## Start EXTRACT PROVIDED

Deborah Martin/Erik Wøllo


Sonic Immersion (Holland):
"Between Worlds" is a collaboration album of American musician Deborah Martin and the talented
Norwegian multi-instrumentalist Erik Wøllo, which let us hear the voices of the American past.
Inspired by Native American music and its culture (with special focus on the South West area), the ambient
journey reaches out to the core of the world of spirit and the world of form in which American Indians believe.

Assisted by the ambient expertise and musicianship of Steve Roach, the twelve tracks of the duo form a sonic
ritual of magic and healing, celebrating the lives and times of the ancient, which was very much in tune with the rhythm
and spirit of the earth.

The outcome are modern electronic sounds blended with the sound of various authentic Indian instruments,
Native chants, on site location recordings and Steve’s impeccable soundscape wizardy.

Space and time indeed get a different meaning as this tribal-oriented and highly atmospheric sonic exploration goes by,
creating a ceremonial space of emotive music which fully respects and honours the profound and lasting meaning of the
American Indian heritage. Chapeau, Erik and Deborah!

## End EXTRACT PROVIDED
## Start AVAILABLE DATA

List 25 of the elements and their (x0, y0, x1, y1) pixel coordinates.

## End AVAILABLE DATA

PROBLEMS AND TASKS:
a. Copy out the stretch of the album review from "Inspired by Native" through "American Indians believe.".
b. In the album review, whose ambient expertise and musicianship assisted the duo?
The lines placed after the album review are separate material with no connection to it.

TASK SOLUTIONS:
a.
Inspired by Native American music and its culture (with special focus on the South West area), the ambient
journey reaches out to the core of the world of spirit and the world of form in which American Indians believe.

b. Steve Roach's